* AIM *
Copy all lines below exactly as written. Leave pictures out.

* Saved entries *
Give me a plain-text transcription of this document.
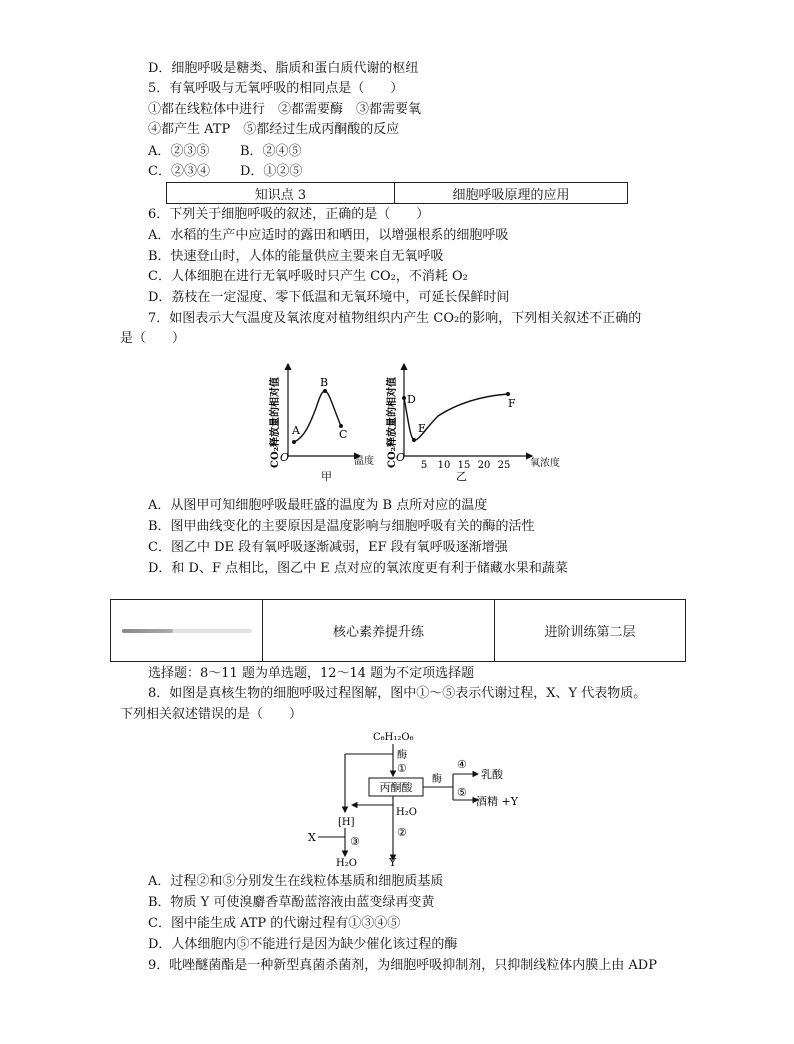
D．细胞呼吸是糖类、脂质和蛋白质代谢的枢纽
5．有氧呼吸与无氧呼吸的相同点是（　　）
①都在线粒体中进行　②都需要酶　③都需要氧
④都产生 ATP　⑤都经过生成丙酮酸的反应
A．②③⑤ B．②④⑤
C．②③④ D．①②⑤
知识点 3	细胞呼吸原理的应用
6．下列关于细胞呼吸的叙述，正确的是（　　）
A．水稻的生产中应适时的露田和晒田，以增强根系的细胞呼吸
B．快速登山时，人体的能量供应主要来自无氧呼吸
C．人体细胞在进行无氧呼吸时只产生 CO₂，不消耗 O₂
D．荔枝在一定湿度、零下低温和无氧环境中，可延长保鲜时间
7．如图表示大气温度及氧浓度对植物组织内产生 CO₂的影响，下列相关叙述不正确的
是（　　）
A
B
C
O	温度
甲
CO₂释放量的相对值	D
E
F
O
5 10 15 20 25 氧浓度
乙
CO₂释放量的相对值
A．从图甲可知细胞呼吸最旺盛的温度为 B 点所对应的温度
B．图甲曲线变化的主要原因是温度影响与细胞呼吸有关的酶的活性
C．图乙中 DE 段有氧呼吸逐渐减弱，EF 段有氧呼吸逐渐增强
D．和 D、F 点相比，图乙中 E 点对应的氧浓度更有利于储藏水果和蔬菜
核心素养提升练	进阶训练第二层
选择题：8～11 题为单选题，12～14 题为不定项选择题
8．如图是真核生物的细胞呼吸过程图解，图中①～⑤表示代谢过程，X、Y 代表物质。
下列相关叙述错误的是（　　）
C₆H₁₂O₆
酶
①
丙酮酸
酶
④
乳酸
⑤
酒精 +Y
H₂O
②
Y
[H]
X	③
H₂O
A．过程②和⑤分别发生在线粒体基质和细胞质基质
B．物质 Y 可使溴麝香草酚蓝溶液由蓝变绿再变黄
C．图中能生成 ATP 的代谢过程有①③④⑤
D．人体细胞内⑤不能进行是因为缺少催化该过程的酶
9．吡唑醚菌酯是一种新型真菌杀菌剂，为细胞呼吸抑制剂，只抑制线粒体内膜上由 ADP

* EXPECTED ANSWER *
Give me a plain-text transcription of this document.
D．细胞呼吸是糖类、脂质和蛋白质代谢的枢纽
5．有氧呼吸与无氧呼吸的相同点是（　　）
①都在线粒体中进行　②都需要酶　③都需要氧
④都产生 ATP　⑤都经过生成丙酮酸的反应
A．②③⑤ B．②④⑤
C．②③④ D．①②⑤
知识点 3	细胞呼吸原理的应用
6．下列关于细胞呼吸的叙述，正确的是（　　）
A．水稻的生产中应适时的露田和晒田，以增强根系的细胞呼吸
B．快速登山时，人体的能量供应主要来自无氧呼吸
C．人体细胞在进行无氧呼吸时只产生 CO₂，不消耗 O₂
D．荔枝在一定湿度、零下低温和无氧环境中，可延长保鲜时间
7．如图表示大气温度及氧浓度对植物组织内产生 CO₂的影响，下列相关叙述不正确的
是（　　）
A
B
C
O	温度
甲
CO₂释放量的相对值	D
E
F
O
5 10 15 20 25 氧浓度
乙
CO₂释放量的相对值
A．从图甲可知细胞呼吸最旺盛的温度为 B 点所对应的温度
B．图甲曲线变化的主要原因是温度影响与细胞呼吸有关的酶的活性
C．图乙中 DE 段有氧呼吸逐渐减弱，EF 段有氧呼吸逐渐增强
D．和 D、F 点相比，图乙中 E 点对应的氧浓度更有利于储藏水果和蔬菜
核心素养提升练	进阶训练第二层
选择题：8～11 题为单选题，12～14 题为不定项选择题
8．如图是真核生物的细胞呼吸过程图解，图中①～⑤表示代谢过程，X、Y 代表物质。
下列相关叙述错误的是（　　）
C₆H₁₂O₆
酶
①
丙酮酸
酶
④
乳酸
⑤
酒精 +Y
H₂O
②
Y
[H]
X	③
H₂O
A．过程②和⑤分别发生在线粒体基质和细胞质基质
B．物质 Y 可使溴麝香草酚蓝溶液由蓝变绿再变黄
C．图中能生成 ATP 的代谢过程有①③④⑤
D．人体细胞内⑤不能进行是因为缺少催化该过程的酶
9．吡唑醚菌酯是一种新型真菌杀菌剂，为细胞呼吸抑制剂，只抑制线粒体内膜上由 ADP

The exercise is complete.